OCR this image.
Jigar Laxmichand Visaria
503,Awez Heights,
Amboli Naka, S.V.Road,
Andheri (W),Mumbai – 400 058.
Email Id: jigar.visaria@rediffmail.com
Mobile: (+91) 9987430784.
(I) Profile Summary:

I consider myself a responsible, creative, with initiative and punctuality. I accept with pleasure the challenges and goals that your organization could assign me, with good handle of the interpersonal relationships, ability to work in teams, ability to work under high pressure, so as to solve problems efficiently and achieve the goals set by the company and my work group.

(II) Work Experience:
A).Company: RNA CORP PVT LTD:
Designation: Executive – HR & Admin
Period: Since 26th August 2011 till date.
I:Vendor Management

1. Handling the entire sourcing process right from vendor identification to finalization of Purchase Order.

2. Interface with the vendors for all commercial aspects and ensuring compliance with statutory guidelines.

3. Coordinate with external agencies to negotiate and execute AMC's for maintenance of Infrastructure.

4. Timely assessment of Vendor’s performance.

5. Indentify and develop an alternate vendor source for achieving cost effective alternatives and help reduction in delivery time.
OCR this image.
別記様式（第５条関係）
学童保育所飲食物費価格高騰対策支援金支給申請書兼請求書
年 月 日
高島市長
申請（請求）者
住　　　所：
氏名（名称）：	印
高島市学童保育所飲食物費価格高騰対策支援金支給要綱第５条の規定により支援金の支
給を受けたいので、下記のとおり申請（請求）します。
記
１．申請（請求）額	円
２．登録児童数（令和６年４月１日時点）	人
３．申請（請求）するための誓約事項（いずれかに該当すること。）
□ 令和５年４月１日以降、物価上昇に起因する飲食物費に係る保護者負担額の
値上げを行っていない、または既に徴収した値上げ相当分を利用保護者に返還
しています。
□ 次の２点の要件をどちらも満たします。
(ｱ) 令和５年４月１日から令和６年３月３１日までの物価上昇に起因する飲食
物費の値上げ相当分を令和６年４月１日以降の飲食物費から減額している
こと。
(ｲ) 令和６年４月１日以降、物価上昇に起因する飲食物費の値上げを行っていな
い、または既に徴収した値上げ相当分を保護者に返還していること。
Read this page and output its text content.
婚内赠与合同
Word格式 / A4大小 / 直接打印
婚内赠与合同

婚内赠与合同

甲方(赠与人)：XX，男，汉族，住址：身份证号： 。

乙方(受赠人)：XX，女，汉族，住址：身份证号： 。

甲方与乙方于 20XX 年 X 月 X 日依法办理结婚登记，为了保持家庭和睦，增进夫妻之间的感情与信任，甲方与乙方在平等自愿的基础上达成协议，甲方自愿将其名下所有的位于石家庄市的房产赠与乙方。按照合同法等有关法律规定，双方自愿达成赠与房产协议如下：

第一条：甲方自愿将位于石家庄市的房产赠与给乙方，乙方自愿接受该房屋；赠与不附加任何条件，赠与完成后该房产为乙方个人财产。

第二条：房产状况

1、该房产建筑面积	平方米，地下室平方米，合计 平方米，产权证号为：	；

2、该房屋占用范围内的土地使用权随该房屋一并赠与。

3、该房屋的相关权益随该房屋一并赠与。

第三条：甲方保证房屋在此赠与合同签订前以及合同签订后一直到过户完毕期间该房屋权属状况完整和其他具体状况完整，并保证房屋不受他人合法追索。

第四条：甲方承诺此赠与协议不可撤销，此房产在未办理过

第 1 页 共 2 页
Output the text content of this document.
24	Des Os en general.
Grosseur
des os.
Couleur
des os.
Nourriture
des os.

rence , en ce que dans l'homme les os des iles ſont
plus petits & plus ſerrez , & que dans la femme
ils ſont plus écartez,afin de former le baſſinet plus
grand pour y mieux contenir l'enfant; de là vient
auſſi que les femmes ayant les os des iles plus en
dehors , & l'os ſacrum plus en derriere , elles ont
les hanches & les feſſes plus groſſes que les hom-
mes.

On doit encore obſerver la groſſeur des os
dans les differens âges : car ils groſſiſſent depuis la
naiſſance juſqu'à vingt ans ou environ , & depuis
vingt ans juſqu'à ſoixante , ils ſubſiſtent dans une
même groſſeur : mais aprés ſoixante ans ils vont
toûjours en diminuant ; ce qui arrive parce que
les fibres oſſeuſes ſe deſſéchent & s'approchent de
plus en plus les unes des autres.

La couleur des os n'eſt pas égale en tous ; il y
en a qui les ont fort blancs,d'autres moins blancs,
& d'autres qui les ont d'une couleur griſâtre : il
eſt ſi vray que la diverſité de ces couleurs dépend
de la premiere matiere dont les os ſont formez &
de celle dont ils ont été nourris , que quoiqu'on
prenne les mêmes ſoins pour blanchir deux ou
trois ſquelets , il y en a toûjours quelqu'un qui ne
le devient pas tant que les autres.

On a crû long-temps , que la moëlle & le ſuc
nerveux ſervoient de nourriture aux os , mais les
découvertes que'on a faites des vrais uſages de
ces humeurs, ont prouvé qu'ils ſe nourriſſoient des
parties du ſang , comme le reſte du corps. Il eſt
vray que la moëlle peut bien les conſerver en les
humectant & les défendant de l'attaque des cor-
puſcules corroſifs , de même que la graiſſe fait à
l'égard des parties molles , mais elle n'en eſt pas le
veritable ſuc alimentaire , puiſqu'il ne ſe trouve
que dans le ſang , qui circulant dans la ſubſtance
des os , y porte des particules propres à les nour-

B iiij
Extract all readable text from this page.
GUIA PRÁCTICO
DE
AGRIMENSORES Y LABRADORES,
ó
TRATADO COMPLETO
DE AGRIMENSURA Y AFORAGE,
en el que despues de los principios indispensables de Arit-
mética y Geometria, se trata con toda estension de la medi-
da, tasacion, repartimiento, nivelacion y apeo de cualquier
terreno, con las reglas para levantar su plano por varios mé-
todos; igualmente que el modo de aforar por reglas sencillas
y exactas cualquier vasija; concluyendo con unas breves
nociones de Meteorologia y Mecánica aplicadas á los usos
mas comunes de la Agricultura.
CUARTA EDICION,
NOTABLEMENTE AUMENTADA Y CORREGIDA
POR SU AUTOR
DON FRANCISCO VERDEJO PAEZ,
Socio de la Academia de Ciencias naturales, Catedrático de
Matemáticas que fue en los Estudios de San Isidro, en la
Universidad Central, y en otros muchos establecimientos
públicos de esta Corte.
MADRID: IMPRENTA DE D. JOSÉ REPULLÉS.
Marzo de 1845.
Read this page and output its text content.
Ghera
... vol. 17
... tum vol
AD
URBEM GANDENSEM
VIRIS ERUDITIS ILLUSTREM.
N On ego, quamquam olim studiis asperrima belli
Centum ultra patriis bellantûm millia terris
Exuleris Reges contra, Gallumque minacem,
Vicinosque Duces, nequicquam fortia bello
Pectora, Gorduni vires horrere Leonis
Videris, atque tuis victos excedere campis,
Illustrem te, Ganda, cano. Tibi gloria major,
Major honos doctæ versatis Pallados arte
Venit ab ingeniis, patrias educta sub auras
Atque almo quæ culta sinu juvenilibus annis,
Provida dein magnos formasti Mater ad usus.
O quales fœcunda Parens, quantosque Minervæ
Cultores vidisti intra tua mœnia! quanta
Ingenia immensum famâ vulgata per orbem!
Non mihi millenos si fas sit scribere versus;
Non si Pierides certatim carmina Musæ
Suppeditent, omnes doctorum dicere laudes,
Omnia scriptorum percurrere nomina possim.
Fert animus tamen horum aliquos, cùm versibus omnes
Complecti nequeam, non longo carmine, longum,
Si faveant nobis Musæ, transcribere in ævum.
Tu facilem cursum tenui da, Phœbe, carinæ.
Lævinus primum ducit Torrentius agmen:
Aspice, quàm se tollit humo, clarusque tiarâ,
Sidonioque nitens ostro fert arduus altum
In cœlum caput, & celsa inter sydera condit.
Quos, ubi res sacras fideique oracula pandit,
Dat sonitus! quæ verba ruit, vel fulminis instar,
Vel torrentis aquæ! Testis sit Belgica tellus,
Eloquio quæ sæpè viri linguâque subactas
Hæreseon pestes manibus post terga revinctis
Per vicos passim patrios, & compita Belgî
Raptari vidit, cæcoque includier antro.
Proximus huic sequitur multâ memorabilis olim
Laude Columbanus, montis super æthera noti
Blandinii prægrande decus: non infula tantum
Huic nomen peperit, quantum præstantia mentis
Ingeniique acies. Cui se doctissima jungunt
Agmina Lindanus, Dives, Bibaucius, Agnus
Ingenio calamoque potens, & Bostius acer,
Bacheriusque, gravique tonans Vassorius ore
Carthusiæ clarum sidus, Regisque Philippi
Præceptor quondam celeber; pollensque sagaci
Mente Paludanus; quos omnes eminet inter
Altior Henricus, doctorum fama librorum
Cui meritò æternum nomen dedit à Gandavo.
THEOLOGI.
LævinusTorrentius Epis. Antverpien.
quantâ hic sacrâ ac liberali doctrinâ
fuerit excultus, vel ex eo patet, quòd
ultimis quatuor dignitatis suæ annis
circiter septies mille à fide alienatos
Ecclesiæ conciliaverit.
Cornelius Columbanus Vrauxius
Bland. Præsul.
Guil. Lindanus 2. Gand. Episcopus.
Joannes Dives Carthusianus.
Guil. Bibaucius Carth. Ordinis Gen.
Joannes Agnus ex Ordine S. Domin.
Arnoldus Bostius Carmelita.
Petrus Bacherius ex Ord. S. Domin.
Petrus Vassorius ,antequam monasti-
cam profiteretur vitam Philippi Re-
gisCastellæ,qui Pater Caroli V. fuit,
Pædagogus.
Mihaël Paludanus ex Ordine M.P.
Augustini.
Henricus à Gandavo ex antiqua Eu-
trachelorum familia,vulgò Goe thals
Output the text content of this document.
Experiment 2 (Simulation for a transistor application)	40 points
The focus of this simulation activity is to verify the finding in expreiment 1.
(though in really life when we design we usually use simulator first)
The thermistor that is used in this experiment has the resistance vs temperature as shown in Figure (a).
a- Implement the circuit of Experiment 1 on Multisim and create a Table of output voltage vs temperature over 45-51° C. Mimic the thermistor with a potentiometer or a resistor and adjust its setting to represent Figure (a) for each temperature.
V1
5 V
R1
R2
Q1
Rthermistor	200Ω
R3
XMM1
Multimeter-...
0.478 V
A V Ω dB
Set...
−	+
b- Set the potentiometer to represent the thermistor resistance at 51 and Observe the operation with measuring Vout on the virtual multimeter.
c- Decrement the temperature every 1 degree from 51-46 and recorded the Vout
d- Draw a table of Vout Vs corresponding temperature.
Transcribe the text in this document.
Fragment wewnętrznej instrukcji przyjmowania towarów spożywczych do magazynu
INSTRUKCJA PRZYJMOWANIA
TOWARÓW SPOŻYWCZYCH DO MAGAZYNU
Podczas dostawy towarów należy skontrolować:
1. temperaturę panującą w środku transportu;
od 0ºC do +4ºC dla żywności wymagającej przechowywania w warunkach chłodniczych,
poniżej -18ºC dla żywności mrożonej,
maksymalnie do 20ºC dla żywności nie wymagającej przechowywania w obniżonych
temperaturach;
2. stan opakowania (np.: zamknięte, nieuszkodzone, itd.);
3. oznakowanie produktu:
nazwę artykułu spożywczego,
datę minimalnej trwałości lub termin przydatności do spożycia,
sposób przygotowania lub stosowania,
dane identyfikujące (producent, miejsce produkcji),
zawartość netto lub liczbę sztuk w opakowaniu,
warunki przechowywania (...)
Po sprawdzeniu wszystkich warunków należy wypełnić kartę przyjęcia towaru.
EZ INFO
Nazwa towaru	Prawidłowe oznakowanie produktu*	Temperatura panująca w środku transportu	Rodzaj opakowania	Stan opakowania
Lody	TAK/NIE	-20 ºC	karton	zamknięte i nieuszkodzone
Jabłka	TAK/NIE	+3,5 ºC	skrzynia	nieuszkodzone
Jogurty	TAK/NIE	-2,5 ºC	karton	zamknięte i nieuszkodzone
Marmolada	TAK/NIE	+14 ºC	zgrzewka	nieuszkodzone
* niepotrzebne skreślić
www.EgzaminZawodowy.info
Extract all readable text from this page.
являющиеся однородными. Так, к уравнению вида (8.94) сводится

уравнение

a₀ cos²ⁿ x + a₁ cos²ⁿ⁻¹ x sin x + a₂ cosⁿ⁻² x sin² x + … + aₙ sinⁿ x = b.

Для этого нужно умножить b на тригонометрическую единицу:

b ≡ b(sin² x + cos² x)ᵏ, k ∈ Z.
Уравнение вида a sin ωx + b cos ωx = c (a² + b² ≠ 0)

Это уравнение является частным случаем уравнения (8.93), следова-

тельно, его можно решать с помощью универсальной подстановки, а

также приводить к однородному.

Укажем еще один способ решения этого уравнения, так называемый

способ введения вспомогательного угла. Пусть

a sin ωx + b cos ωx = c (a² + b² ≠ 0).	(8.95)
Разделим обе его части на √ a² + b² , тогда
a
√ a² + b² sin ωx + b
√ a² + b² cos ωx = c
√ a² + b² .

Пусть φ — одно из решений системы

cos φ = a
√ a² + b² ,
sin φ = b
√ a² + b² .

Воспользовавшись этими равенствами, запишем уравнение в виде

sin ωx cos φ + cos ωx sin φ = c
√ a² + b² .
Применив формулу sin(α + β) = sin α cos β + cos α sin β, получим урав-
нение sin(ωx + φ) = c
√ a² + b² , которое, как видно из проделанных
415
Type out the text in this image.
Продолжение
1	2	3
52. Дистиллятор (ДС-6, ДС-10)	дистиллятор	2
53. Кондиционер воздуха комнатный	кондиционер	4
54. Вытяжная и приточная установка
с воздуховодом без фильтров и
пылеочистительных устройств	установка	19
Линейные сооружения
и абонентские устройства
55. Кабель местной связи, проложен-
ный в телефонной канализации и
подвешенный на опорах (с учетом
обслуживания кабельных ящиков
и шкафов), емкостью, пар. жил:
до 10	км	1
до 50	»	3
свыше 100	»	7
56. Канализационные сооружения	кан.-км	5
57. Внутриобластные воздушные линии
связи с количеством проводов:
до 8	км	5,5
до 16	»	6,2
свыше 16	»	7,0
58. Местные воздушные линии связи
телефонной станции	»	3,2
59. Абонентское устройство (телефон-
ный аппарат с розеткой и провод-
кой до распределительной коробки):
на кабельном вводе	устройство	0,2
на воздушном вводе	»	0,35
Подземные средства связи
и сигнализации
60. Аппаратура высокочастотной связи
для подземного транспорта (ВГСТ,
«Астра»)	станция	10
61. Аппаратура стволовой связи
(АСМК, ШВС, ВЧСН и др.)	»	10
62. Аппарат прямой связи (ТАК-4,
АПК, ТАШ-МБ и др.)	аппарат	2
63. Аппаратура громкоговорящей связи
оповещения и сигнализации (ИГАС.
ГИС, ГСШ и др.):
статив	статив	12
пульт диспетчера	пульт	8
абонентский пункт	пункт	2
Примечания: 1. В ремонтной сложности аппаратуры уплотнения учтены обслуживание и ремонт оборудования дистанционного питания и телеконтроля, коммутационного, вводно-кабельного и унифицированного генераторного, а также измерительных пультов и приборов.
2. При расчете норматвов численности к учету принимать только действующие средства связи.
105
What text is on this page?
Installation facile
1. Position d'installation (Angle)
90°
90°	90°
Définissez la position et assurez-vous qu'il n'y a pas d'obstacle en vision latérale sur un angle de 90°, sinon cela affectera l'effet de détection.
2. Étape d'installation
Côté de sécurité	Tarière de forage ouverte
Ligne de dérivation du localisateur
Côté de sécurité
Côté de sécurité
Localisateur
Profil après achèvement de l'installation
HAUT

──────

__AIM__. Gather each line from the entries above that includes the word "Agnus".

__THE OUTPUT__.
Agmina Lindanus, Dives, Bibaucius, Agnus
Joannes Agnus ex Ordine S. Domin.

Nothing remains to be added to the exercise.